Your goal ▸
Word for word, restate every line of the material.

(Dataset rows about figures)
******************************
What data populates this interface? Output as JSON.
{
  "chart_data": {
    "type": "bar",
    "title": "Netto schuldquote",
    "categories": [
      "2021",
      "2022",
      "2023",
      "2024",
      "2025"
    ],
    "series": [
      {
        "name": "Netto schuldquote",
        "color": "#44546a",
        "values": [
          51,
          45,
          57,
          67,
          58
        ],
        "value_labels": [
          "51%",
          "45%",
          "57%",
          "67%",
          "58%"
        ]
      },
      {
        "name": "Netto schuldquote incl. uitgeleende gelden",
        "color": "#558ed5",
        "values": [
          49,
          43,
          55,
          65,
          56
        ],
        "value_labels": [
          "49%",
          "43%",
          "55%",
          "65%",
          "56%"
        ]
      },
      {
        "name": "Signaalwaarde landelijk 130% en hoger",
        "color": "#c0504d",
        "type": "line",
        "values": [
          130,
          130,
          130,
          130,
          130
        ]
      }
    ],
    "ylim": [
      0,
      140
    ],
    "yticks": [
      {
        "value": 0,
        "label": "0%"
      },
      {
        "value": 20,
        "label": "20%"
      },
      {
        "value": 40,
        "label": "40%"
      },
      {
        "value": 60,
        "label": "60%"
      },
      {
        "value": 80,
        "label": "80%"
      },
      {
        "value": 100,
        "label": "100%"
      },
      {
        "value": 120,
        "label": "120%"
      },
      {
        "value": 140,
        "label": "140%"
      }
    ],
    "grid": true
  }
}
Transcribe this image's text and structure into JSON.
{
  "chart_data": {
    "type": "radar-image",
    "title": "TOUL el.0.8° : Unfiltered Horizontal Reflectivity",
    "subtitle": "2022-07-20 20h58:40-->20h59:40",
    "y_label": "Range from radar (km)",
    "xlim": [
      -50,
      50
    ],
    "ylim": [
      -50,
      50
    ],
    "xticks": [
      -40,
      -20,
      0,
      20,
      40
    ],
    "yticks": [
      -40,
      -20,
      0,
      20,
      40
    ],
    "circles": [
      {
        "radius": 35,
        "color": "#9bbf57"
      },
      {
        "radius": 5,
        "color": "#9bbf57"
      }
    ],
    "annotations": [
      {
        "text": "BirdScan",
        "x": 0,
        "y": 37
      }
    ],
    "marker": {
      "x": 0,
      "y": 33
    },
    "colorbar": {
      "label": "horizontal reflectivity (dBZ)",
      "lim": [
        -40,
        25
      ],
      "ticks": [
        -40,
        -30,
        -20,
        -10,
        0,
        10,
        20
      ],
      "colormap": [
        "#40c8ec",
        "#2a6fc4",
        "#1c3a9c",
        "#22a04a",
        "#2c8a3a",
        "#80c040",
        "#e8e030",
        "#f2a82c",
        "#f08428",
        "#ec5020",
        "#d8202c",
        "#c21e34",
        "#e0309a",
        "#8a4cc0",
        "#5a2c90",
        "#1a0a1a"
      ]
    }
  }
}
******************************
Solution for this exercise ▸
What data populates this interface? Output as JSON.
{
  "chart_data": {
    "type": "bar",
    "title": "Netto schuldquote",
    "categories": [
      "2021",
      "2022",
      "2023",
      "2024",
      "2025"
    ],
    "series": [
      {
        "name": "Netto schuldquote",
        "color": "#44546a",
        "values": [
          51,
          45,
          57,
          67,
          58
        ],
        "value_labels": [
          "51%",
          "45%",
          "57%",
          "67%",
          "58%"
        ]
      },
      {
        "name": "Netto schuldquote incl. uitgeleende gelden",
        "color": "#558ed5",
        "values": [
          49,
          43,
          55,
          65,
          56
        ],
        "value_labels": [
          "49%",
          "43%",
          "55%",
          "65%",
          "56%"
        ]
      },
      {
        "name": "Signaalwaarde landelijk 130% en hoger",
        "color": "#c0504d",
        "type": "line",
        "values": [
          130,
          130,
          130,
          130,
          130
        ]
      }
    ],
    "ylim": [
      0,
      140
    ],
    "yticks": [
      {
        "value": 0,
        "label": "0%"
      },
      {
        "value": 20,
        "label": "20%"
      },
      {
        "value": 40,
        "label": "40%"
      },
      {
        "value": 60,
        "label": "60%"
      },
      {
        "value": 80,
        "label": "80%"
      },
      {
        "value": 100,
        "label": "100%"
      },
      {
        "value": 120,
        "label": "120%"
      },
      {
        "value": 140,
        "label": "140%"
      }
    ],
    "grid": true
  }
}
Transcribe this image's text and structure into JSON.
{
  "chart_data": {
    "type": "radar-image",
    "title": "TOUL el.0.8° : Unfiltered Horizontal Reflectivity",
    "subtitle": "2022-07-20 20h58:40-->20h59:40",
    "y_label": "Range from radar (km)",
    "xlim": [
      -50,
      50
    ],
    "ylim": [
      -50,
      50
    ],
    "xticks": [
      -40,
      -20,
      0,
      20,
      40
    ],
    "yticks": [
      -40,
      -20,
      0,
      20,
      40
    ],
    "circles": [
      {
        "radius": 35,
        "color": "#9bbf57"
      },
      {
        "radius": 5,
        "color": "#9bbf57"
      }
    ],
    "annotations": [
      {
        "text": "BirdScan",
        "x": 0,
        "y": 37
      }
    ],
    "marker": {
      "x": 0,
      "y": 33
    },
    "colorbar": {
      "label": "horizontal reflectivity (dBZ)",
      "lim": [
        -40,
        25
      ],
      "ticks": [
        -40,
        -30,
        -20,
        -10,
        0,
        10,
        20
      ],
      "colormap": [
        "#40c8ec",
        "#2a6fc4",
        "#1c3a9c",
        "#22a04a",
        "#2c8a3a",
        "#80c040",
        "#e8e030",
        "#f2a82c",
        "#f08428",
        "#ec5020",
        "#d8202c",
        "#c21e34",
        "#e0309a",
        "#8a4cc0",
        "#5a2c90",
        "#1a0a1a"
      ]
    }
  }
}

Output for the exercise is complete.